» **Stated exercise**
Count how many lines of the material hold "title". Respond with that number alone.

» **Records provided**
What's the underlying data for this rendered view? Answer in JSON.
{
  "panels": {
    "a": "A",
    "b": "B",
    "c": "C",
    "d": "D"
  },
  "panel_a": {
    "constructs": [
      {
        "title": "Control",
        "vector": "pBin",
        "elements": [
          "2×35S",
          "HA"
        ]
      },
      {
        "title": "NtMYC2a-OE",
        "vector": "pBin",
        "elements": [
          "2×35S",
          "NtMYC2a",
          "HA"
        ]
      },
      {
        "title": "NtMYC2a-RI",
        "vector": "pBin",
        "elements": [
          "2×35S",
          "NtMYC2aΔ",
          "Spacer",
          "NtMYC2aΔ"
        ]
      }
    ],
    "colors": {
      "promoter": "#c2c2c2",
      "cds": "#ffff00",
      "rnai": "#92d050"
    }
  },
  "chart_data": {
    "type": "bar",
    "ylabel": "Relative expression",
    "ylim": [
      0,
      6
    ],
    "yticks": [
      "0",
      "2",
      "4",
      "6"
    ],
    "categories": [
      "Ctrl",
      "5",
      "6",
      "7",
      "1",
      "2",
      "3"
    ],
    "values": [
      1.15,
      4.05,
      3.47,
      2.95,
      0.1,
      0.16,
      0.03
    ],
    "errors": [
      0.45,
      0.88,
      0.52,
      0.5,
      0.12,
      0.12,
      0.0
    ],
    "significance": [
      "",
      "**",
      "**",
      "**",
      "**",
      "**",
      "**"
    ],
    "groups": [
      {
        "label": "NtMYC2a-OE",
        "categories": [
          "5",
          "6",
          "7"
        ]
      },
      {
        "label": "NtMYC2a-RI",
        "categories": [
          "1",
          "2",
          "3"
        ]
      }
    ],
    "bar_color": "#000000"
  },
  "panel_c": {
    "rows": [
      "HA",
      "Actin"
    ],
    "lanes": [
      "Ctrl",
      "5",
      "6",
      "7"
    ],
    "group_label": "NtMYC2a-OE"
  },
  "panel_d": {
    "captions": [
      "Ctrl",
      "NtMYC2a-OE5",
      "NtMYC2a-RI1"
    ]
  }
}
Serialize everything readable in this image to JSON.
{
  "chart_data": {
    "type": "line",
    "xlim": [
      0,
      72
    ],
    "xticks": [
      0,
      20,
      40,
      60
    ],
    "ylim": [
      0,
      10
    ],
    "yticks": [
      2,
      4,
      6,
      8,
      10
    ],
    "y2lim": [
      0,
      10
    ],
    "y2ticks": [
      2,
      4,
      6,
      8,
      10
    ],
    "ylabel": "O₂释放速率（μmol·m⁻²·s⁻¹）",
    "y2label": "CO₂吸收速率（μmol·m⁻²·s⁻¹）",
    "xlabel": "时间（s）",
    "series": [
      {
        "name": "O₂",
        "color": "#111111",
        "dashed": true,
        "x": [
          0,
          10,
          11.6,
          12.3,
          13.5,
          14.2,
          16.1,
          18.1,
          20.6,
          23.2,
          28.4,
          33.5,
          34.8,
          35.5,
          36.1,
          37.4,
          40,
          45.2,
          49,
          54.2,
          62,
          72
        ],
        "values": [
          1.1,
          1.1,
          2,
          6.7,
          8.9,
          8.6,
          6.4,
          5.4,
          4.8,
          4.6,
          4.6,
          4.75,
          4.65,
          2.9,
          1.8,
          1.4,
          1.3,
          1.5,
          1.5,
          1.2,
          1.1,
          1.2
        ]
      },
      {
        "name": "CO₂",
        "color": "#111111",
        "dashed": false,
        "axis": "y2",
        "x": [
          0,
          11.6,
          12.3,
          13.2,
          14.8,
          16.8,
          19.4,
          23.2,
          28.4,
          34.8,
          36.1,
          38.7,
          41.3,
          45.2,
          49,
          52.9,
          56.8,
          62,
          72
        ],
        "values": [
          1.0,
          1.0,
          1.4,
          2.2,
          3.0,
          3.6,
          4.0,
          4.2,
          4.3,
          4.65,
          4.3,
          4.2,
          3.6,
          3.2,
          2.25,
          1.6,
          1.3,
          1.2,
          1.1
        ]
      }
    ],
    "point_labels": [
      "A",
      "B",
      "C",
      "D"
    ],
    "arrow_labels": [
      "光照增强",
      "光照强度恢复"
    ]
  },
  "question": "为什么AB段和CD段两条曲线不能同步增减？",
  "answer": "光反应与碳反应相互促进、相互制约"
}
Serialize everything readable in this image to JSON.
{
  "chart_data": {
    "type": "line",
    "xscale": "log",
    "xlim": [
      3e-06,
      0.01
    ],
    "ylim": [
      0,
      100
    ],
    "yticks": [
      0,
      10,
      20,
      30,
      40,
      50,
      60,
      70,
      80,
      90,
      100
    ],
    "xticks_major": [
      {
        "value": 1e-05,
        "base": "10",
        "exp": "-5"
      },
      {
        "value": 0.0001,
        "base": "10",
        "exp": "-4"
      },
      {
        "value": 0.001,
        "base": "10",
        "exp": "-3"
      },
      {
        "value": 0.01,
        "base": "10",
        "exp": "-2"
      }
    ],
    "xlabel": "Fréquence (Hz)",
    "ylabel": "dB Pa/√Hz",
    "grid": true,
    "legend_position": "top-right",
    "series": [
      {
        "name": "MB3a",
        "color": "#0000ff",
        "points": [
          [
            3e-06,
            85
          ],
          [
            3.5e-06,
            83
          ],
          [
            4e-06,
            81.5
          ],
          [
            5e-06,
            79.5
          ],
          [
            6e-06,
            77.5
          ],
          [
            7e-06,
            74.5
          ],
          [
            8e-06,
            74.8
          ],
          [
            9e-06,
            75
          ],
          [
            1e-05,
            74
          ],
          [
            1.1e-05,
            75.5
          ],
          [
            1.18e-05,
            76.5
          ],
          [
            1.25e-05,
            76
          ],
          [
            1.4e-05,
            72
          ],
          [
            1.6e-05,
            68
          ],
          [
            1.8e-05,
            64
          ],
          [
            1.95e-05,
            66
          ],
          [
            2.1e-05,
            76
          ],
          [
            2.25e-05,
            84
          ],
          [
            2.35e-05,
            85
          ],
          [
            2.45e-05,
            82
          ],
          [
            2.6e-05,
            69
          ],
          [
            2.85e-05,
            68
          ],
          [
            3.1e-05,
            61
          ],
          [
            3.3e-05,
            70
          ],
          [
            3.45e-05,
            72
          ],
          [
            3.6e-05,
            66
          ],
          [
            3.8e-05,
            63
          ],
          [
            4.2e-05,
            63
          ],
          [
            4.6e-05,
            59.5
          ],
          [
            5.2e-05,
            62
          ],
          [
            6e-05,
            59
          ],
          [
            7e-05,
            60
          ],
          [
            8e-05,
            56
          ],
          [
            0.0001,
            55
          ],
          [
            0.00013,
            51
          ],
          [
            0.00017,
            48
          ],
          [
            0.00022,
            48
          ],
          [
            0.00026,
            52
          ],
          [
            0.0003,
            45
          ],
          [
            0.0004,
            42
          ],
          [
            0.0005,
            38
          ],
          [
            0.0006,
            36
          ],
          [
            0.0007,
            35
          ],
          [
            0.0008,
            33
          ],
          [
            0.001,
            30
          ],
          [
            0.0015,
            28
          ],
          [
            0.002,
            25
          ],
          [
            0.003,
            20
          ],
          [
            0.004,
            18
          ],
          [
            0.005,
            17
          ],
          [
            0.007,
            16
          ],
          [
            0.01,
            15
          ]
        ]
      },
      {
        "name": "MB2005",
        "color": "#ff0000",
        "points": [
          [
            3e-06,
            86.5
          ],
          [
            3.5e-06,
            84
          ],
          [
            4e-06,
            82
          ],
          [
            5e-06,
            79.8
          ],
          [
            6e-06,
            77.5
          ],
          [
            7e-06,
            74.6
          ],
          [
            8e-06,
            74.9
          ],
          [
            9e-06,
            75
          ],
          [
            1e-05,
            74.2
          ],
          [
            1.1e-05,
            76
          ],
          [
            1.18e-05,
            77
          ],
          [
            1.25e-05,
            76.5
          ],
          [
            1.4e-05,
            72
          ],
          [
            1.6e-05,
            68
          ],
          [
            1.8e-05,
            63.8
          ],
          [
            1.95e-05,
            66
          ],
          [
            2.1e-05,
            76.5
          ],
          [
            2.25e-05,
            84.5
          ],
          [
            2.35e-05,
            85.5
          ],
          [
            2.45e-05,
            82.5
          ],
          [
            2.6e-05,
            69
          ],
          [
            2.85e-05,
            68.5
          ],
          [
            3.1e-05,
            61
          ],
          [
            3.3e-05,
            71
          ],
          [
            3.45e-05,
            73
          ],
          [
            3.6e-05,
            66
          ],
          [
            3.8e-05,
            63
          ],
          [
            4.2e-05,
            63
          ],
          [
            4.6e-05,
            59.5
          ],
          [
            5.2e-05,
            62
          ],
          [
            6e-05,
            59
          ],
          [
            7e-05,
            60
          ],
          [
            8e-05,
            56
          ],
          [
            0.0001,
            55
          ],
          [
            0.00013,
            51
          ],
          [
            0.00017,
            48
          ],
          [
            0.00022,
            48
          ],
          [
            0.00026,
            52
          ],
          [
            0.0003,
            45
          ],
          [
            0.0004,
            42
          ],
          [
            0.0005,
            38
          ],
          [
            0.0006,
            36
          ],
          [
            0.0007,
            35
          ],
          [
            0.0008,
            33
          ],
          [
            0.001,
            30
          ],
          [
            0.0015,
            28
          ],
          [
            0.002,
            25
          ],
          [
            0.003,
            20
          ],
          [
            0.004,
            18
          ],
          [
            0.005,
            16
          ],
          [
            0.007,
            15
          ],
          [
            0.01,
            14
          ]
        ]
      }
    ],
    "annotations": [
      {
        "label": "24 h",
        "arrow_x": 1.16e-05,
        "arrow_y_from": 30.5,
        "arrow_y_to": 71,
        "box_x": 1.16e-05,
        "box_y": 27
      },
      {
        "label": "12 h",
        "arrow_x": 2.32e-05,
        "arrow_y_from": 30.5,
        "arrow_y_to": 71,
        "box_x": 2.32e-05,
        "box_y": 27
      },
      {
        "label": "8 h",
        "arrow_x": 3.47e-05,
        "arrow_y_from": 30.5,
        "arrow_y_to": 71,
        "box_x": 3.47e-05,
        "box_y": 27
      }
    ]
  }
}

» **Full response**
3